**Text**
----------------------------------------

Europe’s Dangerous China Dependency
The COVID-19 pandemic marks an important inflection point in history. As the virus continues to upend human lives throughout the world, its geopolitical aftershocks are bringing profound changes to the global order. Perhaps the most significant of these consequences is a rapid acceleration in the systemic rivalry between the United States and China, as increasingly hostile rhetoric and actions on both sides brings us closer to the worrying prospect of a new cold war.
In recent years, Europe has attempted to stay on the sidelines of this conflict. While stressing their continued commitment to the transatlantic alliance, European leaders have simultaneously continued to court Chinese investment and brushed off American concerns about Huawei’s role in constructing 5G telecommunications networks across the continent.
A disquieting sequence of events over the last few months has made clear the downsides of Europe’s dependence on China. Alarm bells first sounded in late April after the leak of an internal email within the EU’s External Action Service (EEAS), which revealed that EEAS officials edited a report on COVID-19 disinformation to substantially soften criticism of China in response to complaints from the country’s mission to Brussels. Only a couple of weeks later, the EU’s ambassador in Beijing succumbed to pressure from the Chinese foreign ministry to remove references to the coronavirus’s Chinese origin in a letter for the China Daily, an official Chinese Communist Party (CCP) newspaper.

----------------------------------------

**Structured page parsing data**
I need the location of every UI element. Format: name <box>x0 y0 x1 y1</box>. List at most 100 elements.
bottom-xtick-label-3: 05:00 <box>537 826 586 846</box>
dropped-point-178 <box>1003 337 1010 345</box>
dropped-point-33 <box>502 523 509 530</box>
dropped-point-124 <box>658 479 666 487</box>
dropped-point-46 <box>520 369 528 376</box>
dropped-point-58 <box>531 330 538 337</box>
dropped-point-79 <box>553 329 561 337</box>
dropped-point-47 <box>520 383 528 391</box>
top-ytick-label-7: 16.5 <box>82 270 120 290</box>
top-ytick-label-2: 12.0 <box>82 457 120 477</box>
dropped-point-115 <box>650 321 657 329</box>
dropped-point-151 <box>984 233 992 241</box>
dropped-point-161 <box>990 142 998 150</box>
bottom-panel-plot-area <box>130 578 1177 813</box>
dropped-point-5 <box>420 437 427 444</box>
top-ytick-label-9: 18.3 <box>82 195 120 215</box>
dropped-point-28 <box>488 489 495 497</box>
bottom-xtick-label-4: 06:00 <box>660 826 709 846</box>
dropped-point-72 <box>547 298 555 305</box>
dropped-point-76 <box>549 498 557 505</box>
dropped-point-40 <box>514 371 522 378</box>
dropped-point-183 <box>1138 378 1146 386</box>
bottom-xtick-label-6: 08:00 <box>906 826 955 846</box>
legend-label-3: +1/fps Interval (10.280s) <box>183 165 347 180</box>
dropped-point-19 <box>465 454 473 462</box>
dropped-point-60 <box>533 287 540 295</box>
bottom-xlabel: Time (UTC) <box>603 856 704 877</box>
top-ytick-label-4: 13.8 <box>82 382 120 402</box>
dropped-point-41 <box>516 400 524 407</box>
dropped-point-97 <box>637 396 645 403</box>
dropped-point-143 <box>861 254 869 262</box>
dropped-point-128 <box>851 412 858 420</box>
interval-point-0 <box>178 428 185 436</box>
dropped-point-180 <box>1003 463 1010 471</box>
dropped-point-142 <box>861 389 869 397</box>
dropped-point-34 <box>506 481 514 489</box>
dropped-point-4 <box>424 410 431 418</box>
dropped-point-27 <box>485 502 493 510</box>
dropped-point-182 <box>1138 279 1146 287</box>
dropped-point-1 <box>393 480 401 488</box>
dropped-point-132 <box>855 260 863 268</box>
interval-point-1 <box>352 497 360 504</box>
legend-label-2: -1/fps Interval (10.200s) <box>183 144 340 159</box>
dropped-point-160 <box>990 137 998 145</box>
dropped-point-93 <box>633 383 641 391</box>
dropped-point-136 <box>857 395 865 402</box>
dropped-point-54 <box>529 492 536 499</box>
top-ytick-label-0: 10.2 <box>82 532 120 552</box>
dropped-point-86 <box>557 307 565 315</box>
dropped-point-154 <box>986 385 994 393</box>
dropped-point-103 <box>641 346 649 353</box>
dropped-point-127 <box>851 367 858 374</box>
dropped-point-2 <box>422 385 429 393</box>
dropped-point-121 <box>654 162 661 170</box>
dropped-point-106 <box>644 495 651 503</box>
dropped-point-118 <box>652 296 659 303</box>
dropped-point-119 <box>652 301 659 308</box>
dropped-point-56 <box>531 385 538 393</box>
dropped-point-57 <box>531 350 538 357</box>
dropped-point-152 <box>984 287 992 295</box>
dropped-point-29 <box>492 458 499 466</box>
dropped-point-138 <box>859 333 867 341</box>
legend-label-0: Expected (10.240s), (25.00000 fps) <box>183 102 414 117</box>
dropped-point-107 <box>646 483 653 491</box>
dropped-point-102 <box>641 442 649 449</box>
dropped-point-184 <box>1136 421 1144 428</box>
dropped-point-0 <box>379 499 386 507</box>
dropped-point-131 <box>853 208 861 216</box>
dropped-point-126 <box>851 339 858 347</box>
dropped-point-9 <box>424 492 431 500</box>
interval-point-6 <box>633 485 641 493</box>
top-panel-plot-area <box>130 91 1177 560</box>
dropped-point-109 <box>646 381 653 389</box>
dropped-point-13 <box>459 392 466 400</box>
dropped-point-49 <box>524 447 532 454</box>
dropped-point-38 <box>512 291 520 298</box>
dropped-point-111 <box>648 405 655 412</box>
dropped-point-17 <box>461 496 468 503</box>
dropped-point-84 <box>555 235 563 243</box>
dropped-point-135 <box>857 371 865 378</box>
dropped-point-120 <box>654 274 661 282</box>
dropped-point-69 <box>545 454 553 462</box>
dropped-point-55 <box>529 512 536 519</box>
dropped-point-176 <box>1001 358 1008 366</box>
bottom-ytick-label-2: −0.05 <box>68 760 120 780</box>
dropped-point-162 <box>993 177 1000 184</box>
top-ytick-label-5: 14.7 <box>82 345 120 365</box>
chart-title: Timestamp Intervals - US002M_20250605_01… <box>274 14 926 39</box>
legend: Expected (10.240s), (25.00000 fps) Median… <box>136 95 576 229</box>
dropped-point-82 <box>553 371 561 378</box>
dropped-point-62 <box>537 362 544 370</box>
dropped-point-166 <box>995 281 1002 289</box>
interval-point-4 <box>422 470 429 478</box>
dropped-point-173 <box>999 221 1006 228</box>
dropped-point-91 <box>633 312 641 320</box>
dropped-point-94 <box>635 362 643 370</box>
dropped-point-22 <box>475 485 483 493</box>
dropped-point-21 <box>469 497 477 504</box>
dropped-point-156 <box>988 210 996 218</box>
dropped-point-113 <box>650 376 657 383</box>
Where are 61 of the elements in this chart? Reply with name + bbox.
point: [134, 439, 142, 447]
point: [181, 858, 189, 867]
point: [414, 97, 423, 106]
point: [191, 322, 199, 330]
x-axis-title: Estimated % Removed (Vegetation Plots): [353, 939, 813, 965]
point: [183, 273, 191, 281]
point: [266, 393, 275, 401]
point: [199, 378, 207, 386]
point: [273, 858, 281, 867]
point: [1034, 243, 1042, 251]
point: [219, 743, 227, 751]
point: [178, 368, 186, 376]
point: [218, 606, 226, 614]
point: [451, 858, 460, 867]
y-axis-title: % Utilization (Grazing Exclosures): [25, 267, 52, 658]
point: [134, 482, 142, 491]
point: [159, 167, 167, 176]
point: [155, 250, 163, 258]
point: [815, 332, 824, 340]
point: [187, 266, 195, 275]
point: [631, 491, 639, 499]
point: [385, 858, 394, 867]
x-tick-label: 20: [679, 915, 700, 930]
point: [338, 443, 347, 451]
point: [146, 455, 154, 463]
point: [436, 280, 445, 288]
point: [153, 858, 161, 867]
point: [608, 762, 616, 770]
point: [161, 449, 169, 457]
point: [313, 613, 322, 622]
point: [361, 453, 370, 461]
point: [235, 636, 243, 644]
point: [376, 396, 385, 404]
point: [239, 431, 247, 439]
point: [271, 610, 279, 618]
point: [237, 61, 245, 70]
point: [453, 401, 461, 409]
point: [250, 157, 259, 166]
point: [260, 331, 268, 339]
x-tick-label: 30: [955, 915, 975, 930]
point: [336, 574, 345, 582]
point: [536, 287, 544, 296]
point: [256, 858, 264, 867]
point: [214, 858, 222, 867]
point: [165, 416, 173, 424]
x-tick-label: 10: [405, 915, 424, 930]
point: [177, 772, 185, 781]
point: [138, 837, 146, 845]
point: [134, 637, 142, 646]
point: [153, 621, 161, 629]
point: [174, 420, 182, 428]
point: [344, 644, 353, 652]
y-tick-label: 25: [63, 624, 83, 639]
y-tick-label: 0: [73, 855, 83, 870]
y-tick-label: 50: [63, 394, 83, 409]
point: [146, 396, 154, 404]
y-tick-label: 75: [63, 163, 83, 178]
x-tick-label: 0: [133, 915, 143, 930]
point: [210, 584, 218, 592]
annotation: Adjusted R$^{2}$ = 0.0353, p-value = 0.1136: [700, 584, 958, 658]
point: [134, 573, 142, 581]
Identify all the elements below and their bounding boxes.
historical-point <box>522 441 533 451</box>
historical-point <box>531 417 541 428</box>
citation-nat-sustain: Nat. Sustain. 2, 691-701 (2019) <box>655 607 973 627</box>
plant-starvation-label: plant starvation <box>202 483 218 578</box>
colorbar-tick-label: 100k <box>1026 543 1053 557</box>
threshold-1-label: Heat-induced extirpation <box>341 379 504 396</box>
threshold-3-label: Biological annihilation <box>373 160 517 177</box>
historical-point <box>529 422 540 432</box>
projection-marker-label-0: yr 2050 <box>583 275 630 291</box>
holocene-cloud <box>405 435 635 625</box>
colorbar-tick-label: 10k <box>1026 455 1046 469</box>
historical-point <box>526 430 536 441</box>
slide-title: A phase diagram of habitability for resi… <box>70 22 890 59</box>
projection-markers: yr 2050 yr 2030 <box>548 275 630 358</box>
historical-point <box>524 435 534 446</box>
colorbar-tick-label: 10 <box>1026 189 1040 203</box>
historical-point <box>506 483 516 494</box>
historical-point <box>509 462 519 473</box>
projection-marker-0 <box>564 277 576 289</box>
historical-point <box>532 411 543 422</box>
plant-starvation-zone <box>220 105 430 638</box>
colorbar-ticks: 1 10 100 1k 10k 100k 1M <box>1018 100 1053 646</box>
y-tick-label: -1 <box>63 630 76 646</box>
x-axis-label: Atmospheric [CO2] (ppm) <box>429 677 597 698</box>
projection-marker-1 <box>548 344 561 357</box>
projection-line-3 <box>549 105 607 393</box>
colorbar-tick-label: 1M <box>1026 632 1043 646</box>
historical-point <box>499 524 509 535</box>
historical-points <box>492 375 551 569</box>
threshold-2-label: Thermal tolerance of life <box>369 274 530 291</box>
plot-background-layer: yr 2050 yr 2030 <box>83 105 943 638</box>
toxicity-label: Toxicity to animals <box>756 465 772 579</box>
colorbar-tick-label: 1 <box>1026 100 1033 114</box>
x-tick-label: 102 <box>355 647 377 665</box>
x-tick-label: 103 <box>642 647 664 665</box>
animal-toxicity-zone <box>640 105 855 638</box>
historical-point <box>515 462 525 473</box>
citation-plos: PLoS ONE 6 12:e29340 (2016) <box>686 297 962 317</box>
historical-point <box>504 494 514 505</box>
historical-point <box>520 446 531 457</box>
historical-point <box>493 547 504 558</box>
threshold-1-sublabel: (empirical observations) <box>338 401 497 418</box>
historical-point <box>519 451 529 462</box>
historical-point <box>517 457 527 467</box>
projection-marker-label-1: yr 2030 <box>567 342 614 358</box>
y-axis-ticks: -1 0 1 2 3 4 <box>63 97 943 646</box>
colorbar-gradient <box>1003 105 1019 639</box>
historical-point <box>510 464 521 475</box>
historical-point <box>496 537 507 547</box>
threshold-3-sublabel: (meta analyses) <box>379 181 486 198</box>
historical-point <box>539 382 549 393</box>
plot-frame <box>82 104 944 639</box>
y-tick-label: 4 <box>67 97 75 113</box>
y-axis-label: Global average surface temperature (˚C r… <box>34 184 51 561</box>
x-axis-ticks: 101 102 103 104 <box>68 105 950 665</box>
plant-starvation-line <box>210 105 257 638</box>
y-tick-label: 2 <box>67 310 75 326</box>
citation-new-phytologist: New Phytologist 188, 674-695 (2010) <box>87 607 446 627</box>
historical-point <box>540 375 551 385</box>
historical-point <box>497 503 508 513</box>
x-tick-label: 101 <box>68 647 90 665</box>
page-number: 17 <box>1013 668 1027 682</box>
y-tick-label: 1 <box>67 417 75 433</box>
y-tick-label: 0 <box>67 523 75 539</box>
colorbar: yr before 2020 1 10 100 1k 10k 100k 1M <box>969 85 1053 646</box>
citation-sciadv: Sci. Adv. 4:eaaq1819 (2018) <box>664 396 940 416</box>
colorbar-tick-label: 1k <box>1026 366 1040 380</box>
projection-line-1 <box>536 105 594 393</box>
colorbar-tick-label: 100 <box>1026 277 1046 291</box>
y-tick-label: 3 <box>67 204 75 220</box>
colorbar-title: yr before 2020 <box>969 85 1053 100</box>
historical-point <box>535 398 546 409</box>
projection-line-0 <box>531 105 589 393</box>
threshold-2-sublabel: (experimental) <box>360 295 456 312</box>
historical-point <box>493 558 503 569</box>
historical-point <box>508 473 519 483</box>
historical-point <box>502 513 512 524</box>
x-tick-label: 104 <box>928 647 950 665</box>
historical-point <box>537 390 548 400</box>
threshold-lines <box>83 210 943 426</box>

----------------------------------------

**What you have to do**
Retype the passage of the text on Europe's dependence on China from "A disquieting sequence" up to and including "Party (CCP) newspaper.", keeping every word and mark unchanged.

**Reply to the task**
A disquieting sequence of events over the last few months has made clear the downsides of Europe’s dependence on China. Alarm bells first sounded in late April after the leak of an internal email within the EU’s External Action Service (EEAS), which revealed that EEAS officials edited a report on COVID-19 disinformation to substantially soften criticism of China in response to complaints from the country’s mission to Brussels. Only a couple of weeks later, the EU’s ambassador in Beijing succumbed to pressure from the Chinese foreign ministry to remove references to the coronavirus’s Chinese origin in a letter for the China Daily, an official Chinese Communist Party (CCP) newspaper.